GIVEN TASK: Write out the rows from the line with "foreground-color-swatch[interactable] [1, 364, 15, 378]" to the line with "current-tool-icon[interactable]: ➤ [4, 35, 26, 50]", both included, and nothing else.

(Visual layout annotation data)
● ● ● ● ●
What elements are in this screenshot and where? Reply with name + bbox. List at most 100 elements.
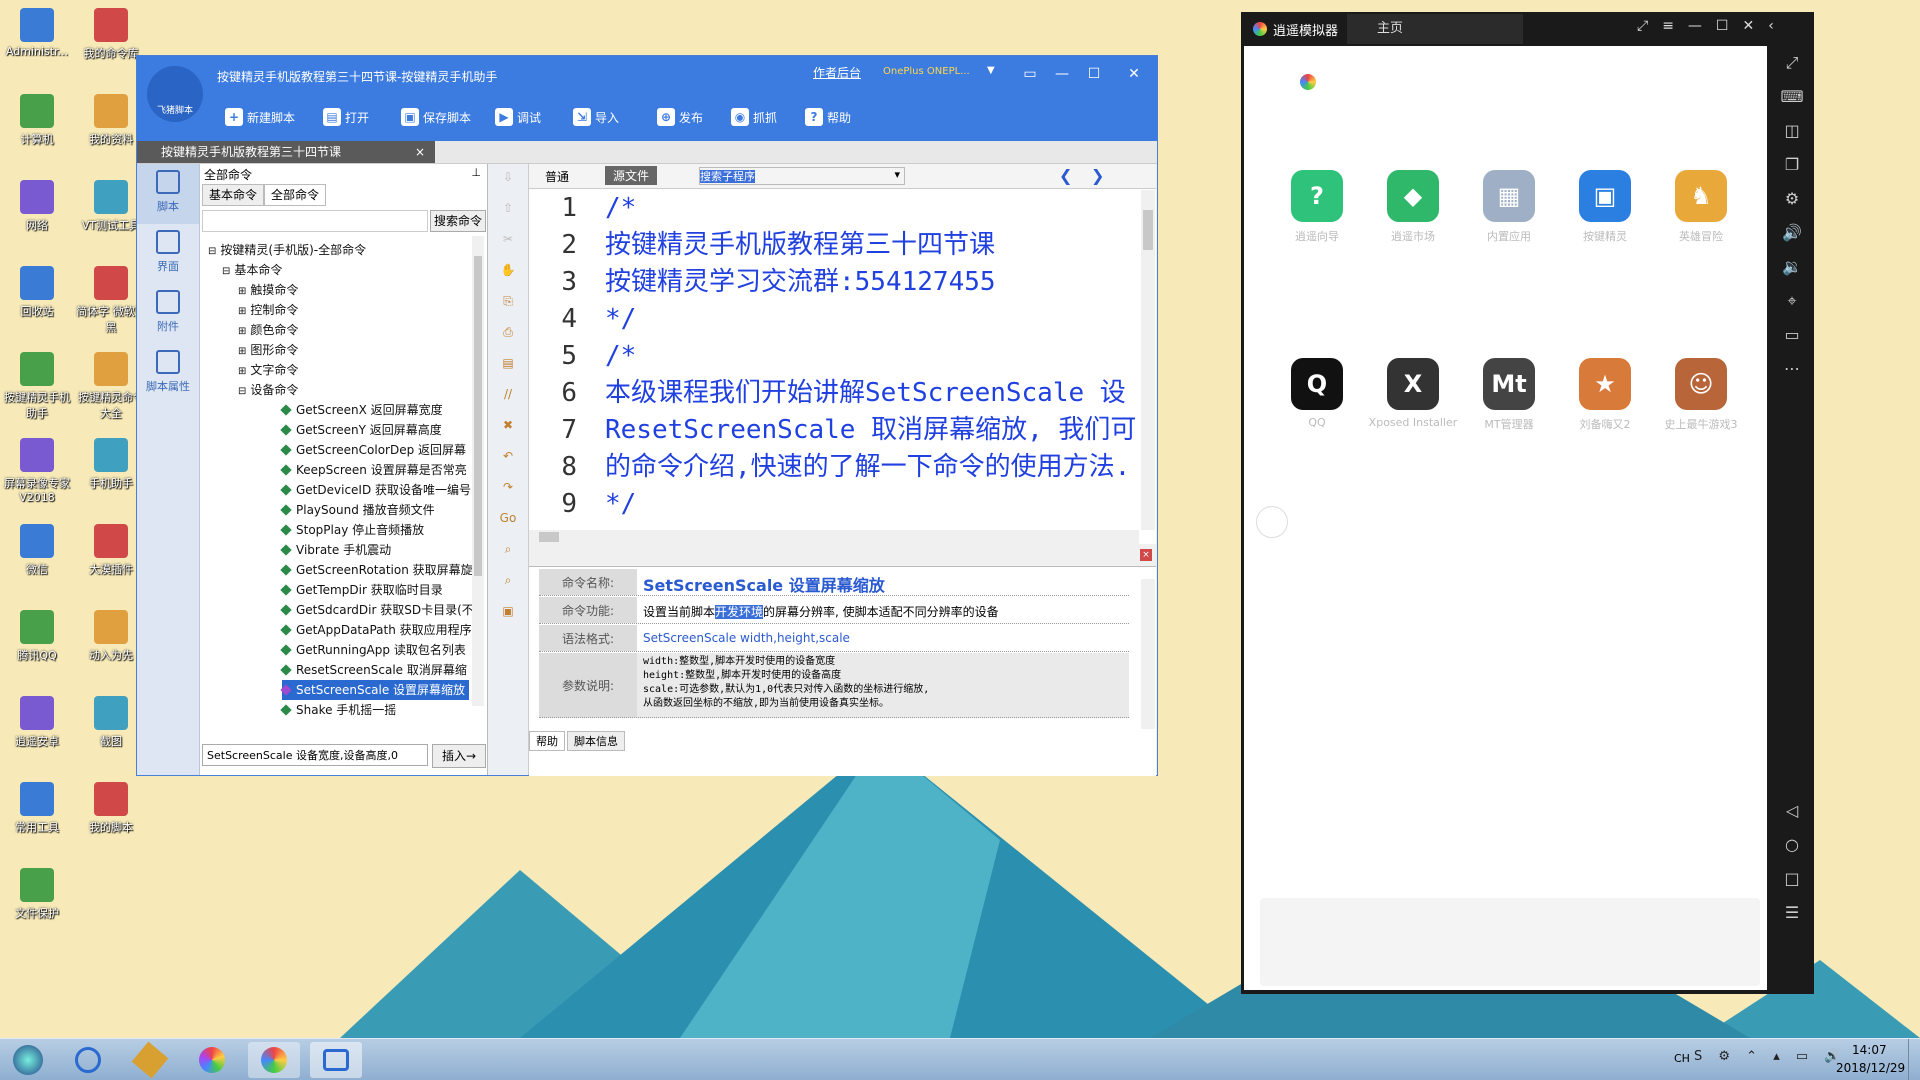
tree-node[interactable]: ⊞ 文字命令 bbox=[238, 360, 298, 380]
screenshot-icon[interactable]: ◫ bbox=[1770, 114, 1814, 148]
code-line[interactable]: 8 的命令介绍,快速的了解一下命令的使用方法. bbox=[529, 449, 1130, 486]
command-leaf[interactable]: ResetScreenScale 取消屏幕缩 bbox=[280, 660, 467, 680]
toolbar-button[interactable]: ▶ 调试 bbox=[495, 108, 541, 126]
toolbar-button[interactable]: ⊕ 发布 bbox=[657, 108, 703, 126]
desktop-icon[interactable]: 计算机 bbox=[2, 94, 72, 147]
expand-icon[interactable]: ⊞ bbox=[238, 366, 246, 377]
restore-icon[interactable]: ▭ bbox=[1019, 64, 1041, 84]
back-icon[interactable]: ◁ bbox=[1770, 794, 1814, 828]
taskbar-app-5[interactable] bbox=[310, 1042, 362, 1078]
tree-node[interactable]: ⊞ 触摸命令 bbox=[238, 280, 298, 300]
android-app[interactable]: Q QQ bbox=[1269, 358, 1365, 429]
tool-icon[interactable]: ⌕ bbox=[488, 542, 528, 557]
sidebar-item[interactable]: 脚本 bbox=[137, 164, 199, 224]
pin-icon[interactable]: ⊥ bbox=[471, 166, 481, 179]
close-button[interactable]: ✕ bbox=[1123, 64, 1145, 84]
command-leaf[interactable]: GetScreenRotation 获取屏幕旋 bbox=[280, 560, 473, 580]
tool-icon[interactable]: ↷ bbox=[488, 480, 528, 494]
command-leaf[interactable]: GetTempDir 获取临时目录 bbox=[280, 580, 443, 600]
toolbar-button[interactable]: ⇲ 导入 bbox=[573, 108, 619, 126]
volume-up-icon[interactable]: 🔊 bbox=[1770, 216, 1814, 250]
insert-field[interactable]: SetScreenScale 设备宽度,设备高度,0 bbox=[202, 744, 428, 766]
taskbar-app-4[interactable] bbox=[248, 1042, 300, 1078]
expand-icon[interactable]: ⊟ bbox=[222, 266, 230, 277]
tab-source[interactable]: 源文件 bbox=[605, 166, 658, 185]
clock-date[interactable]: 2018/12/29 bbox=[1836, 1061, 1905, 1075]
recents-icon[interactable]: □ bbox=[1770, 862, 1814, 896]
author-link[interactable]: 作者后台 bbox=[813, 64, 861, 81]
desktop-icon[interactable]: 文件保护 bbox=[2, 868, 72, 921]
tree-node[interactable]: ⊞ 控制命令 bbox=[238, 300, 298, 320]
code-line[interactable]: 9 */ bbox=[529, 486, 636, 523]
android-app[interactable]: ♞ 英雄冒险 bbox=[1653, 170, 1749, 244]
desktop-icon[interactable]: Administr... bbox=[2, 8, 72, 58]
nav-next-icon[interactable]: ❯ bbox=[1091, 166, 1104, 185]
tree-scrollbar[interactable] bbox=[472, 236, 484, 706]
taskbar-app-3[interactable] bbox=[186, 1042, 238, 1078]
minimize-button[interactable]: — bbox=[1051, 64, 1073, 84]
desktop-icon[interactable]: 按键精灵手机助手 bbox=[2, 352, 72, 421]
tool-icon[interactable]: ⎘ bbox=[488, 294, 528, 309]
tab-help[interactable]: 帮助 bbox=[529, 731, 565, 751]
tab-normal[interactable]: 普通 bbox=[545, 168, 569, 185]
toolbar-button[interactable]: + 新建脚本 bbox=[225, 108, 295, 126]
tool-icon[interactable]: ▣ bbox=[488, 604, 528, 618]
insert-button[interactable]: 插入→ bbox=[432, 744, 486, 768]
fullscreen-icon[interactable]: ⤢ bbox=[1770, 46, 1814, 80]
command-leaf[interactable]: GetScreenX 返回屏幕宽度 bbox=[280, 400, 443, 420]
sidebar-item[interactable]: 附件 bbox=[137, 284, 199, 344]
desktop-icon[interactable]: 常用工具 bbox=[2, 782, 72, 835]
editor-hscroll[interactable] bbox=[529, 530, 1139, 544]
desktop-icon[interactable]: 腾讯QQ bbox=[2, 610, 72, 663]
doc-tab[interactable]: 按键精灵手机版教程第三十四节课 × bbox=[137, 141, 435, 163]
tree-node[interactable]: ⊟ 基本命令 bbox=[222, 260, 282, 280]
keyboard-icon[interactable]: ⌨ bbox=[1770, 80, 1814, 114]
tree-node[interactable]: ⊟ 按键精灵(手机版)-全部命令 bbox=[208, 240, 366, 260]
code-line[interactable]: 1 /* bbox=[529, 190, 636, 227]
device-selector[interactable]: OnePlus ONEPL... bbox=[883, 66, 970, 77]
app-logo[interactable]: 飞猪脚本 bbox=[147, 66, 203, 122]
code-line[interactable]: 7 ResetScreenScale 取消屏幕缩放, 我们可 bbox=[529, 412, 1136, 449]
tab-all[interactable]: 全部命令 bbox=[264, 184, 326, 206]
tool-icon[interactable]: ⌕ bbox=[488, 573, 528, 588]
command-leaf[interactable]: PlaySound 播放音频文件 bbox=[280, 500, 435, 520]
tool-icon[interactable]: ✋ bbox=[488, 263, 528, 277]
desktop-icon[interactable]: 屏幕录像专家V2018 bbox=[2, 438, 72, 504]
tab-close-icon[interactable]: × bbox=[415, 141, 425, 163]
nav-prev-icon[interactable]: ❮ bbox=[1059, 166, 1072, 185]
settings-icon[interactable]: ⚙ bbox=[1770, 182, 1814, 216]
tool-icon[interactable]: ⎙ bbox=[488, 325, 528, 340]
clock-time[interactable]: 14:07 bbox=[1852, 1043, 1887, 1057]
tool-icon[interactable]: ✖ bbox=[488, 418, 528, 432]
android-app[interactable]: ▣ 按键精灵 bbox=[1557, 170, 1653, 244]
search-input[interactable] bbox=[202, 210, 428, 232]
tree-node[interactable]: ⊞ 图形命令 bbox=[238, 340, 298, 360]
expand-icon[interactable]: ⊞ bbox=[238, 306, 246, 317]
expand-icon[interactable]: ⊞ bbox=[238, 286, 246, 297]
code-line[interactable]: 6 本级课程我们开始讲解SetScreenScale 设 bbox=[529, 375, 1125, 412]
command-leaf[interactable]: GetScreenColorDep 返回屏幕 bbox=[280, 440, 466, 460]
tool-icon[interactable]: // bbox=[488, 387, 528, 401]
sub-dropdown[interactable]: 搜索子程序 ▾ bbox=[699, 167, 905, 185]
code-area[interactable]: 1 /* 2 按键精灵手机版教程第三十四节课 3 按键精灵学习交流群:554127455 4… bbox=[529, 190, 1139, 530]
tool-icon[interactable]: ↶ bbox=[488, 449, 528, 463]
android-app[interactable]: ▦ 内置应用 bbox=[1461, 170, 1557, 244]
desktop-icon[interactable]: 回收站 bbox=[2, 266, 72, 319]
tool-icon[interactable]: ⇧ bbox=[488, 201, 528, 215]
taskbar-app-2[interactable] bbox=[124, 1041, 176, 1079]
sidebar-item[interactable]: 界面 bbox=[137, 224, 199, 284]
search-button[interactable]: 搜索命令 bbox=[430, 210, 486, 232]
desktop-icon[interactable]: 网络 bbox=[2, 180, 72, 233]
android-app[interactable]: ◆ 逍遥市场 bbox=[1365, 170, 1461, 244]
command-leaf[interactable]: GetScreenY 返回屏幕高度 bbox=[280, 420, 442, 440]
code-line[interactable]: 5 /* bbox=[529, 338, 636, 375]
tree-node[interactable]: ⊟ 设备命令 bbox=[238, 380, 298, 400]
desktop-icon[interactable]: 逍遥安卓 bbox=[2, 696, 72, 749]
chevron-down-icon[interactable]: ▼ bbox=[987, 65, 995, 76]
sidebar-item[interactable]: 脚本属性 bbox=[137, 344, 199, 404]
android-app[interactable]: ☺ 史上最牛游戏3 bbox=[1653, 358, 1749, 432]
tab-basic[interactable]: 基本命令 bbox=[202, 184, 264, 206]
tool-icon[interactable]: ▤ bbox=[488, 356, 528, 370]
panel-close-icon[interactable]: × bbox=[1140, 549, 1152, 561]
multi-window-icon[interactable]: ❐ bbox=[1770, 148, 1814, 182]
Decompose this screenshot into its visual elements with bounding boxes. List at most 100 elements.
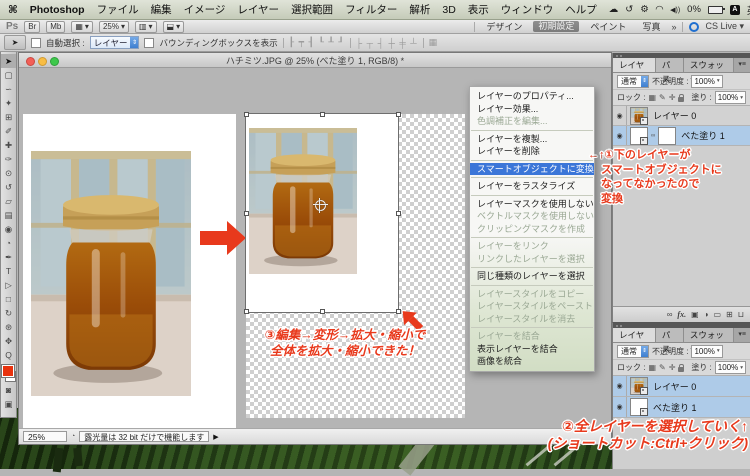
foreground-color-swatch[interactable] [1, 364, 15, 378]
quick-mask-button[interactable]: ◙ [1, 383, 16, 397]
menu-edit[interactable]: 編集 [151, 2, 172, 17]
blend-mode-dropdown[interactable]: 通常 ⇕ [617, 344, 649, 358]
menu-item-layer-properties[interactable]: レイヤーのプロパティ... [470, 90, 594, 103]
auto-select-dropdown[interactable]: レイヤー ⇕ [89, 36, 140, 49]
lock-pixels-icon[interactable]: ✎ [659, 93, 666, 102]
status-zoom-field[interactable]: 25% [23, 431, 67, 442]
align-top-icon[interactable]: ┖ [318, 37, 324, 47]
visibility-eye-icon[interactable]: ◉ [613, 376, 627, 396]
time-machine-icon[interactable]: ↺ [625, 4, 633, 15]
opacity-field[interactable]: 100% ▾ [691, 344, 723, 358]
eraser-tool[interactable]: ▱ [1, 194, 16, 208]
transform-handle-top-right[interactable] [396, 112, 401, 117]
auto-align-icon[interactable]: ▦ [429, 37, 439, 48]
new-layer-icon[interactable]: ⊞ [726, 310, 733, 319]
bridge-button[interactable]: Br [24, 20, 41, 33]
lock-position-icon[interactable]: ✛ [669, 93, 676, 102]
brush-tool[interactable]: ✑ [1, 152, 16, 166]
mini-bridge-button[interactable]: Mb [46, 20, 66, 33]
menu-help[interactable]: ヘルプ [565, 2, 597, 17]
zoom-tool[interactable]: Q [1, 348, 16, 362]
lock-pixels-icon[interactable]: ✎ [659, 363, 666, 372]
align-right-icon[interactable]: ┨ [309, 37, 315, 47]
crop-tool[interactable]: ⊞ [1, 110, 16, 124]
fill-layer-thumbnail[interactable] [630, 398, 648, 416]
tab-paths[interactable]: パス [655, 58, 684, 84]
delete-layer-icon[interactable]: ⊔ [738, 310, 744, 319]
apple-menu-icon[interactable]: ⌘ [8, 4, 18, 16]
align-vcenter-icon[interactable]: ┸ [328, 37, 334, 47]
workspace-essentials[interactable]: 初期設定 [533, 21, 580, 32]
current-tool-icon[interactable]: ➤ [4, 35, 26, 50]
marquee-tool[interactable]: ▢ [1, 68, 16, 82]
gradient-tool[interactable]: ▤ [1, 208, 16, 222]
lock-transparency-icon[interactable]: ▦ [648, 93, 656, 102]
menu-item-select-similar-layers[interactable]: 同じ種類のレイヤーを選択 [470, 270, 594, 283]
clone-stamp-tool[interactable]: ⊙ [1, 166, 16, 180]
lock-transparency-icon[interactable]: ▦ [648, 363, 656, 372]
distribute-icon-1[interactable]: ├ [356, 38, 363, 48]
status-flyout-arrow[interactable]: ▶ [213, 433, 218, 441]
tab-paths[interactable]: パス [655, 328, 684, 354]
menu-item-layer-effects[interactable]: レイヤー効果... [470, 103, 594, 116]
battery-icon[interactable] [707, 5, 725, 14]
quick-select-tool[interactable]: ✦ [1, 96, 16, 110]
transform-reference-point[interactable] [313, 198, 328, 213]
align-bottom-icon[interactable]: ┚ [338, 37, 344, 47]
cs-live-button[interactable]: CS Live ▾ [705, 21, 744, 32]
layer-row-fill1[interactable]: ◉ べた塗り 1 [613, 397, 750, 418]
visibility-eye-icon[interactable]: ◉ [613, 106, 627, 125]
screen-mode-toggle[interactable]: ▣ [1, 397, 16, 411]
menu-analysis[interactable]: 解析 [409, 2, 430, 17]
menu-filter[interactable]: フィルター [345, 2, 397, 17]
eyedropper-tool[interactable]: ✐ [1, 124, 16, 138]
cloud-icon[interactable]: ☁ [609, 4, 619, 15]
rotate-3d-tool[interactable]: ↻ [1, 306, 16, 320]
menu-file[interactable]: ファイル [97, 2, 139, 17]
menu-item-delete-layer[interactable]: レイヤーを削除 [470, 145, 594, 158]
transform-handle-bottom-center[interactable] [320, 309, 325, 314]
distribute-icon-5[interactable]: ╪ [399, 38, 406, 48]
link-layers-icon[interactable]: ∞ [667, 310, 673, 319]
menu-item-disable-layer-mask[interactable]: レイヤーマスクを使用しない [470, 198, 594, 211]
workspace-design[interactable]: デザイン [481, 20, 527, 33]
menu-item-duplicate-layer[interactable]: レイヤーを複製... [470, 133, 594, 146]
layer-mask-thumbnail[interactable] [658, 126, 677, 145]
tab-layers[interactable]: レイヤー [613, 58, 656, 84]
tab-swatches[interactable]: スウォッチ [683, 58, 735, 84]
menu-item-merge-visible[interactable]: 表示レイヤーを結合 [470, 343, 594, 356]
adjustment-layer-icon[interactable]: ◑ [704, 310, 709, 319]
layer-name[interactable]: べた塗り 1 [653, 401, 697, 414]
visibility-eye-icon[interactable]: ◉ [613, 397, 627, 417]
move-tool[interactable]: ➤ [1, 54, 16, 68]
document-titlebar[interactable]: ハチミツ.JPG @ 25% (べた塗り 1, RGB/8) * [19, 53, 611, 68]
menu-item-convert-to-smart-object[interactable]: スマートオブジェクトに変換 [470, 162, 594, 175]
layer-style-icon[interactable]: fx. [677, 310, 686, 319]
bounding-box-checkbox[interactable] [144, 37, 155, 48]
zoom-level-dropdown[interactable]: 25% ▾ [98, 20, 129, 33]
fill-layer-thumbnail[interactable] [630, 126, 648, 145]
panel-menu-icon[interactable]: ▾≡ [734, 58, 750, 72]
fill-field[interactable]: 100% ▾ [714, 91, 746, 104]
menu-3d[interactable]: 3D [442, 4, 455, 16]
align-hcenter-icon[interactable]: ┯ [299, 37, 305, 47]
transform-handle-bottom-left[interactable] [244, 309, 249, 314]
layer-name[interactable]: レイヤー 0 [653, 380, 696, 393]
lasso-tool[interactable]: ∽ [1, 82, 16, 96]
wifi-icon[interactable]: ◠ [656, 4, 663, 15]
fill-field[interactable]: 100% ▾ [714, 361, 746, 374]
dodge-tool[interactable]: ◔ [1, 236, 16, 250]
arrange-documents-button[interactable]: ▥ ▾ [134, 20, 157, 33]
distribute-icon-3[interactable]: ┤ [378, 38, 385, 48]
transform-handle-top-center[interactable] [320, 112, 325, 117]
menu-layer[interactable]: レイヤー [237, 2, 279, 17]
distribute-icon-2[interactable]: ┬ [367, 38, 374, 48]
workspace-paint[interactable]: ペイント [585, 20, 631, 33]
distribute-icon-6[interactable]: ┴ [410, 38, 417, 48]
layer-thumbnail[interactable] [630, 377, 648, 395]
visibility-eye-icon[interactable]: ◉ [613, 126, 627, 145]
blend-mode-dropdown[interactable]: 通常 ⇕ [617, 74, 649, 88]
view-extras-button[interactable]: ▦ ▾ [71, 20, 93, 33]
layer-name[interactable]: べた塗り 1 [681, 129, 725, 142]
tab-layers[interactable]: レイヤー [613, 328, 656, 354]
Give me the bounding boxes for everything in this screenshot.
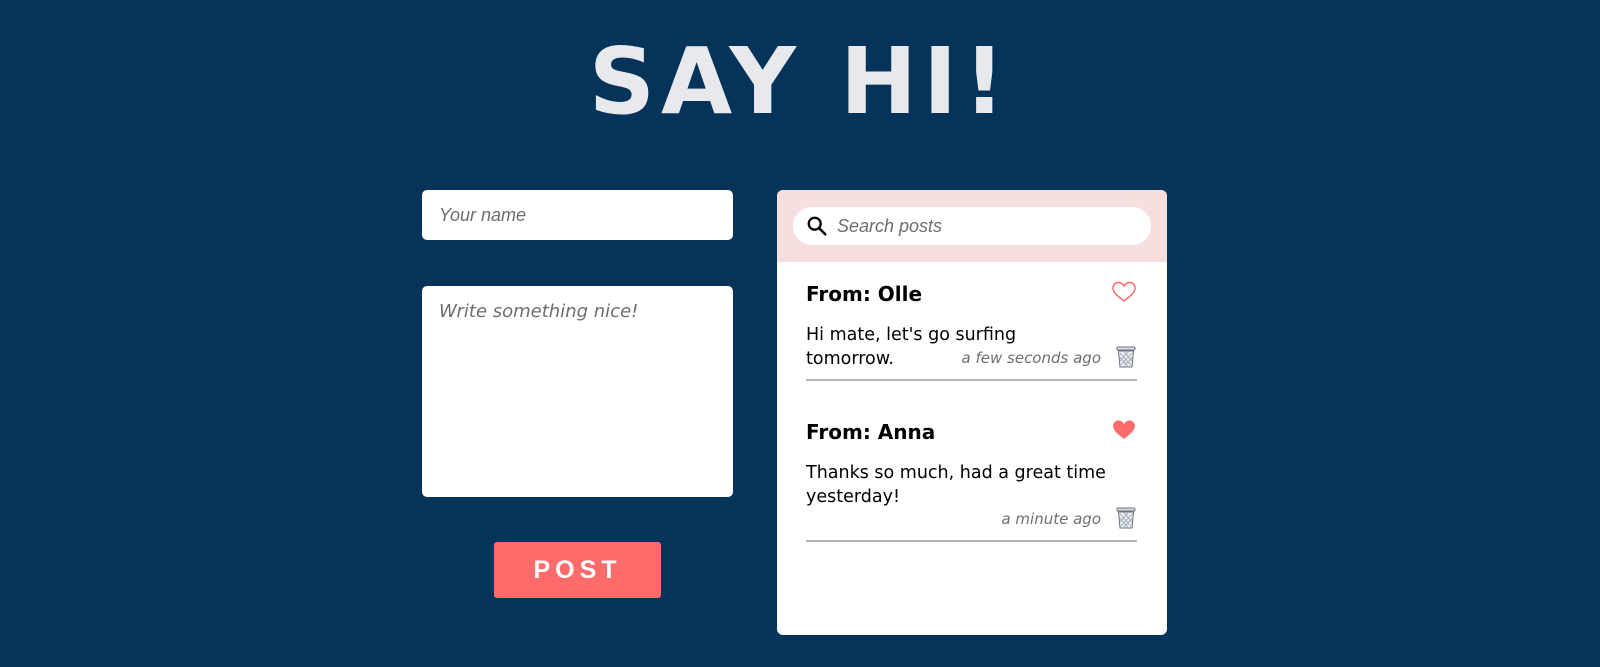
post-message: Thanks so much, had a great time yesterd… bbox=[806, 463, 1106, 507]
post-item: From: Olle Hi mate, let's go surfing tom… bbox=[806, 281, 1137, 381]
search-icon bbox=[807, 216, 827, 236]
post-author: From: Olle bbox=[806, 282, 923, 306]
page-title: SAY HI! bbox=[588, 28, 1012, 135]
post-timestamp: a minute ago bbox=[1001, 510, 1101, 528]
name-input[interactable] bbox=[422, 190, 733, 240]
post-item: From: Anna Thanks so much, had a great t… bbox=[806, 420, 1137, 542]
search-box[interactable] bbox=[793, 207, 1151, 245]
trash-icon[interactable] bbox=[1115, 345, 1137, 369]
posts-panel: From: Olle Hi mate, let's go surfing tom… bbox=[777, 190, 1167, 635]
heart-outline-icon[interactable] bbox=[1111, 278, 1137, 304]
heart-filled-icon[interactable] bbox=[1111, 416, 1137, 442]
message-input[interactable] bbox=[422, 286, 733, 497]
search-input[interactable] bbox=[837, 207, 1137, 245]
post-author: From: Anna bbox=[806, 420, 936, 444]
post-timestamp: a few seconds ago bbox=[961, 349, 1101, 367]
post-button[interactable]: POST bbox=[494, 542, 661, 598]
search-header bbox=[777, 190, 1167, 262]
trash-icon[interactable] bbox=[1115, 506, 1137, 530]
● ● ● ● ●
FINISHED EXERCISE:
foreground-color-swatch[interactable] [1, 364, 15, 378]
quick-mask-button[interactable]: ◙ [1, 383, 16, 397]
menu-edit[interactable]: 編集 [151, 2, 172, 17]
blend-mode-dropdown[interactable]: 通常 ⇕ [617, 344, 649, 358]
menu-item-layer-properties[interactable]: レイヤーのプロパティ... [470, 90, 594, 103]
auto-select-dropdown[interactable]: レイヤー ⇕ [89, 36, 140, 49]
lock-pixels-icon[interactable]: ✎ [659, 93, 666, 102]
status-zoom-field[interactable]: 25% [23, 431, 67, 442]
align-top-icon[interactable]: ┖ [318, 37, 324, 47]
visibility-eye-icon[interactable]: ◉ [613, 376, 627, 396]
time-machine-icon[interactable]: ↺ [625, 4, 633, 15]
opacity-field[interactable]: 100% ▾ [691, 344, 723, 358]
eraser-tool[interactable]: ▱ [1, 194, 16, 208]
transform-handle-top-right[interactable] [396, 112, 401, 117]
auto-align-icon[interactable]: ▦ [429, 37, 439, 48]
new-layer-icon[interactable]: ⊞ [726, 310, 733, 319]
bridge-button[interactable]: Br [24, 20, 41, 33]
lock-position-icon[interactable]: ✛ [669, 93, 676, 102]
brush-tool[interactable]: ✑ [1, 152, 16, 166]
mini-bridge-button[interactable]: Mb [46, 20, 66, 33]
menu-help[interactable]: ヘルプ [565, 2, 597, 17]
zoom-tool[interactable]: Q [1, 348, 16, 362]
lock-pixels-icon[interactable]: ✎ [659, 363, 666, 372]
align-right-icon[interactable]: ┨ [309, 37, 315, 47]
crop-tool[interactable]: ⊞ [1, 110, 16, 124]
fill-layer-thumbnail[interactable] [630, 398, 648, 416]
tab-paths[interactable]: パス [655, 58, 684, 84]
delete-layer-icon[interactable]: ⊔ [738, 310, 744, 319]
apple-menu-icon[interactable]: ⌘ [8, 4, 18, 16]
align-vcenter-icon[interactable]: ┸ [328, 37, 334, 47]
workspace-essentials[interactable]: 初期設定 [533, 21, 580, 32]
current-tool-icon[interactable]: ➤ [4, 35, 26, 50]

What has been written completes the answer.